Here’s a nutrition calculator you can use for your nutrition planning: https://ironmanhacks.com/nutrition-calculator/

Love it. If you want to tinker with the sodium content and see just how high you can push it, per L, you can add sodium citrate to any of those beverages. Sweet calculator by the way. FYI: Sodium Citrate has about 1000mg sodium per tsp. Table salt is about 2000mg sodium per tsp. Can get Sodium Citrate on Amazon.

Curious to see which nutrition brands are preferred among the slowtwitch athletes. I’ve always used Optimum Nutrition or Dymatize for my protein and Scivation Xtend for my BCAAs when I lifted in the past. TImes have changed and I’ve been cycling and swimming more as I train for upcoming events. I’ve always been curious to try Xendurance, SIS, or Pinnacle Nutrition Group (just came across them). I’ve never used gel packs for energy. I know SIS is well used and PNG appears to be as well. I’ve been researching the various gel packets with the sodium and carb content, and then the electrolytes for endurance and recovery. Just curious, thanks!

**Use table sugar for 80% of intra-workout carbs. **Pick something like Gatorade or any other carb/sugar beverage of your choice to add flavor. This approach keeps flavor lighter and moves the dial more towards a more optimal 1:1 glucose to fructose ratio. And it’s WAY cheaper.

Use table salt rather than expensive higher-electrolyte endurance drink mixes. In more extreme cases (hotter, more humid, very long-duration and high-effort) you may need to make a one-time purchase of sodium citrate (Amazon) to meet high sodium needs while allowing maximum hydration with reduced osmolarity.

Cost for table salt = less than $0.01 per 2000 mg sodium (sufficient for most folks 2-3-hr training, ~1 tsp)
Cost for sodium citrate = $0.10 per 2000mg sodium serving (~1.75 tsp).

# DATA FOR ANALYSIS:
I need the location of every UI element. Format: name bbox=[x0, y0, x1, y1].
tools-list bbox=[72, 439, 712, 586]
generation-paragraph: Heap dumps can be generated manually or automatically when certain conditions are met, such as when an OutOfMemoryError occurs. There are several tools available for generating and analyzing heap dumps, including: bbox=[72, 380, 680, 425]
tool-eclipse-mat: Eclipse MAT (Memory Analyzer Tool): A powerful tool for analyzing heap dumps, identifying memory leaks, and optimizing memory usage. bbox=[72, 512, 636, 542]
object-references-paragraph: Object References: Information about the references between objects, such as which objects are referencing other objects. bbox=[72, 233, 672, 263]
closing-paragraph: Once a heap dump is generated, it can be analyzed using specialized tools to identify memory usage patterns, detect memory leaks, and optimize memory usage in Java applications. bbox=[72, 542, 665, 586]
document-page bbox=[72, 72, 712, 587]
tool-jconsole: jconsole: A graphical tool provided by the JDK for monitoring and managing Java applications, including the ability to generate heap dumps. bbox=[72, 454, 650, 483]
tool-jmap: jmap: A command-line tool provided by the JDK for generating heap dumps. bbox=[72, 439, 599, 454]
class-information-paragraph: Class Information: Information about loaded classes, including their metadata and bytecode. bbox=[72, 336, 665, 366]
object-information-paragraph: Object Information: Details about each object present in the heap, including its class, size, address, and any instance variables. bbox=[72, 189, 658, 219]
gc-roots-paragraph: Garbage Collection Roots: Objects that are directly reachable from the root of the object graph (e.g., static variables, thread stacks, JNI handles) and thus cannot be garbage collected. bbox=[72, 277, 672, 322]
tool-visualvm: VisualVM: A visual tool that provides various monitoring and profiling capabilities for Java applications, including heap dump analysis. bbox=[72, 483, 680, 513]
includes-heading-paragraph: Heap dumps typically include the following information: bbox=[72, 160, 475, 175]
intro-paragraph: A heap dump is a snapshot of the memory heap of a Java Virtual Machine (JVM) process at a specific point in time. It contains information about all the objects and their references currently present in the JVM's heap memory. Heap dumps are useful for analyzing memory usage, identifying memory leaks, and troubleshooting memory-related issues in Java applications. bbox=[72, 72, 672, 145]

# EXERCISE 1:
Extract the passage of the nutrition excerpt between "Use table salt" and "serving (~1.75 tsp).", inclusive.
# EXERCISE 2:
According to the nutrition excerpt, roughly how much sodium is in a teaspoon of table salt?
Rely only on the nutrition excerpt, not the listing.

# ANSWER AREA 1:
Use table salt rather than expensive higher-electrolyte endurance drink mixes. In more extreme cases (hotter, more humid, very long-duration and high-effort) you may need to make a one-time purchase of sodium citrate (Amazon) to meet high sodium needs while allowing maximum hydration with reduced osmolarity.

Cost for table salt = less than $0.01 per 2000 mg sodium (sufficient for most folks 2-3-hr training, ~1 tsp)
Cost for sodium citrate = $0.10 per 2000mg sodium serving (~1.75 tsp).

# ANSWER AREA 2:
About 2000mg